## Supplied material
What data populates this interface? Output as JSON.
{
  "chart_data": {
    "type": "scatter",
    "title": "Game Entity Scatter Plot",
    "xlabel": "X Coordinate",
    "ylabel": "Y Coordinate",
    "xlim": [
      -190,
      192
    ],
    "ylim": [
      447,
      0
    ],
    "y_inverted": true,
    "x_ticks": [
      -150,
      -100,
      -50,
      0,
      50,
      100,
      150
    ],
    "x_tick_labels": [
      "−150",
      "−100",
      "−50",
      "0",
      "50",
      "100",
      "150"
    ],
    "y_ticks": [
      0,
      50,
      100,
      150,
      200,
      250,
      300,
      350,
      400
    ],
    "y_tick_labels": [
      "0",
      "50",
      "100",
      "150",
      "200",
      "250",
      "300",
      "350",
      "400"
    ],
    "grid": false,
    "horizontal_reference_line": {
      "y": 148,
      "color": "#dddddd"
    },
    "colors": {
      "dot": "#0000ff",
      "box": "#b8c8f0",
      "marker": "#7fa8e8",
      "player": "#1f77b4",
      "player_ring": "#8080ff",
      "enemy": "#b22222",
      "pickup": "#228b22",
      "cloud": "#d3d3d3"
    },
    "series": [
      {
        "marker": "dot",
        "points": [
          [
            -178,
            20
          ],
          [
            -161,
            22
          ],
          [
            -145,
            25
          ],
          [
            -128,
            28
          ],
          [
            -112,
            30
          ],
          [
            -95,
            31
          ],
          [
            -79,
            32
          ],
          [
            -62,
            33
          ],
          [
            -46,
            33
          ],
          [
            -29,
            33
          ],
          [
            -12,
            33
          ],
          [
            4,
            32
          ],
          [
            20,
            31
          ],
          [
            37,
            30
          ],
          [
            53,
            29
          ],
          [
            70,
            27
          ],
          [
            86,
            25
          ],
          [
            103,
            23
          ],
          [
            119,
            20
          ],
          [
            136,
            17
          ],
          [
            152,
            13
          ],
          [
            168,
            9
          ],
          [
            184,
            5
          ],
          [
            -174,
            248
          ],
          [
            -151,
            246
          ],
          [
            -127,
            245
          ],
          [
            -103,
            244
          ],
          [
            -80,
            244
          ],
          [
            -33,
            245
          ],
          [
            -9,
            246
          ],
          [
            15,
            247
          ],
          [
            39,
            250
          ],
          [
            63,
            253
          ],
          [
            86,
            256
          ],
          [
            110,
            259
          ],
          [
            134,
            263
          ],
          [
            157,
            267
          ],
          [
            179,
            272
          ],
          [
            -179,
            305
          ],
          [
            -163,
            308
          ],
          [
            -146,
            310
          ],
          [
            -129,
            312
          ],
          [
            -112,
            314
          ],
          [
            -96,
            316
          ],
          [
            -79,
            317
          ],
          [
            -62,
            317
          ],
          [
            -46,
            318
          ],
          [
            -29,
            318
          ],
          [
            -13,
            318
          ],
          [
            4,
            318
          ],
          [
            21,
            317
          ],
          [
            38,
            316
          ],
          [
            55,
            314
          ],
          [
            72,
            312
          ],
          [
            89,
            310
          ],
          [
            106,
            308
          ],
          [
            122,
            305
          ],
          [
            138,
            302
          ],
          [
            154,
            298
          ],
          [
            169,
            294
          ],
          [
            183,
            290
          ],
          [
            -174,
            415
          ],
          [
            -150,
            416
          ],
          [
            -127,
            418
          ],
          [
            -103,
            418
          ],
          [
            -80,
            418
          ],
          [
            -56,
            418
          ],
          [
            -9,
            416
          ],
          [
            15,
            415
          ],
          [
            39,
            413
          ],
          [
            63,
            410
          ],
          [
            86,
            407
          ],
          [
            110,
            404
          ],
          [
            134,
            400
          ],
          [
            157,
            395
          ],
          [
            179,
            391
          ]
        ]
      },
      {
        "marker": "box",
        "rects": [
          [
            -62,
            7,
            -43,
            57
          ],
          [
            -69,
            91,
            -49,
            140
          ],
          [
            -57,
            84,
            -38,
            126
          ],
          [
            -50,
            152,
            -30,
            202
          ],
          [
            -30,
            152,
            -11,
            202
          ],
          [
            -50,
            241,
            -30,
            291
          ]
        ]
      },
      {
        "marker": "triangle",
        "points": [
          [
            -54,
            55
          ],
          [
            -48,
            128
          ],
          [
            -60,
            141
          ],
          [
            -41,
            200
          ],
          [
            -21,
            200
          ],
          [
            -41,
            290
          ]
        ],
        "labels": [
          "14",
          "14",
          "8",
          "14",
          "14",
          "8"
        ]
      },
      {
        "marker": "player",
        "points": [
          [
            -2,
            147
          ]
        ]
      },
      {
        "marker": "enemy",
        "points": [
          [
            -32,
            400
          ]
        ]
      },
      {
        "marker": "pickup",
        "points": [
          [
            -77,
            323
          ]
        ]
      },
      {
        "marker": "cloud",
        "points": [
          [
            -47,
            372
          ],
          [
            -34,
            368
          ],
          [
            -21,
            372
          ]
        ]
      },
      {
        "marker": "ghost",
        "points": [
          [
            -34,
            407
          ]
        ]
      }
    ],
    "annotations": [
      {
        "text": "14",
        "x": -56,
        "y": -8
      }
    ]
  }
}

## What to do
Write all of the records out again exactly.

## Task response
What data populates this interface? Output as JSON.
{
  "chart_data": {
    "type": "scatter",
    "title": "Game Entity Scatter Plot",
    "xlabel": "X Coordinate",
    "ylabel": "Y Coordinate",
    "xlim": [
      -190,
      192
    ],
    "ylim": [
      447,
      0
    ],
    "y_inverted": true,
    "x_ticks": [
      -150,
      -100,
      -50,
      0,
      50,
      100,
      150
    ],
    "x_tick_labels": [
      "−150",
      "−100",
      "−50",
      "0",
      "50",
      "100",
      "150"
    ],
    "y_ticks": [
      0,
      50,
      100,
      150,
      200,
      250,
      300,
      350,
      400
    ],
    "y_tick_labels": [
      "0",
      "50",
      "100",
      "150",
      "200",
      "250",
      "300",
      "350",
      "400"
    ],
    "grid": false,
    "horizontal_reference_line": {
      "y": 148,
      "color": "#dddddd"
    },
    "colors": {
      "dot": "#0000ff",
      "box": "#b8c8f0",
      "marker": "#7fa8e8",
      "player": "#1f77b4",
      "player_ring": "#8080ff",
      "enemy": "#b22222",
      "pickup": "#228b22",
      "cloud": "#d3d3d3"
    },
    "series": [
      {
        "marker": "dot",
        "points": [
          [
            -178,
            20
          ],
          [
            -161,
            22
          ],
          [
            -145,
            25
          ],
          [
            -128,
            28
          ],
          [
            -112,
            30
          ],
          [
            -95,
            31
          ],
          [
            -79,
            32
          ],
          [
            -62,
            33
          ],
          [
            -46,
            33
          ],
          [
            -29,
            33
          ],
          [
            -12,
            33
          ],
          [
            4,
            32
          ],
          [
            20,
            31
          ],
          [
            37,
            30
          ],
          [
            53,
            29
          ],
          [
            70,
            27
          ],
          [
            86,
            25
          ],
          [
            103,
            23
          ],
          [
            119,
            20
          ],
          [
            136,
            17
          ],
          [
            152,
            13
          ],
          [
            168,
            9
          ],
          [
            184,
            5
          ],
          [
            -174,
            248
          ],
          [
            -151,
            246
          ],
          [
            -127,
            245
          ],
          [
            -103,
            244
          ],
          [
            -80,
            244
          ],
          [
            -33,
            245
          ],
          [
            -9,
            246
          ],
          [
            15,
            247
          ],
          [
            39,
            250
          ],
          [
            63,
            253
          ],
          [
            86,
            256
          ],
          [
            110,
            259
          ],
          [
            134,
            263
          ],
          [
            157,
            267
          ],
          [
            179,
            272
          ],
          [
            -179,
            305
          ],
          [
            -163,
            308
          ],
          [
            -146,
            310
          ],
          [
            -129,
            312
          ],
          [
            -112,
            314
          ],
          [
            -96,
            316
          ],
          [
            -79,
            317
          ],
          [
            -62,
            317
          ],
          [
            -46,
            318
          ],
          [
            -29,
            318
          ],
          [
            -13,
            318
          ],
          [
            4,
            318
          ],
          [
            21,
            317
          ],
          [
            38,
            316
          ],
          [
            55,
            314
          ],
          [
            72,
            312
          ],
          [
            89,
            310
          ],
          [
            106,
            308
          ],
          [
            122,
            305
          ],
          [
            138,
            302
          ],
          [
            154,
            298
          ],
          [
            169,
            294
          ],
          [
            183,
            290
          ],
          [
            -174,
            415
          ],
          [
            -150,
            416
          ],
          [
            -127,
            418
          ],
          [
            -103,
            418
          ],
          [
            -80,
            418
          ],
          [
            -56,
            418
          ],
          [
            -9,
            416
          ],
          [
            15,
            415
          ],
          [
            39,
            413
          ],
          [
            63,
            410
          ],
          [
            86,
            407
          ],
          [
            110,
            404
          ],
          [
            134,
            400
          ],
          [
            157,
            395
          ],
          [
            179,
            391
          ]
        ]
      },
      {
        "marker": "box",
        "rects": [
          [
            -62,
            7,
            -43,
            57
          ],
          [
            -69,
            91,
            -49,
            140
          ],
          [
            -57,
            84,
            -38,
            126
          ],
          [
            -50,
            152,
            -30,
            202
          ],
          [
            -30,
            152,
            -11,
            202
          ],
          [
            -50,
            241,
            -30,
            291
          ]
        ]
      },
      {
        "marker": "triangle",
        "points": [
          [
            -54,
            55
          ],
          [
            -48,
            128
          ],
          [
            -60,
            141
          ],
          [
            -41,
            200
          ],
          [
            -21,
            200
          ],
          [
            -41,
            290
          ]
        ],
        "labels": [
          "14",
          "14",
          "8",
          "14",
          "14",
          "8"
        ]
      },
      {
        "marker": "player",
        "points": [
          [
            -2,
            147
          ]
        ]
      },
      {
        "marker": "enemy",
        "points": [
          [
            -32,
            400
          ]
        ]
      },
      {
        "marker": "pickup",
        "points": [
          [
            -77,
            323
          ]
        ]
      },
      {
        "marker": "cloud",
        "points": [
          [
            -47,
            372
          ],
          [
            -34,
            368
          ],
          [
            -21,
            372
          ]
        ]
      },
      {
        "marker": "ghost",
        "points": [
          [
            -34,
            407
          ]
        ]
      }
    ],
    "annotations": [
      {
        "text": "14",
        "x": -56,
        "y": -8
      }
    ]
  }
}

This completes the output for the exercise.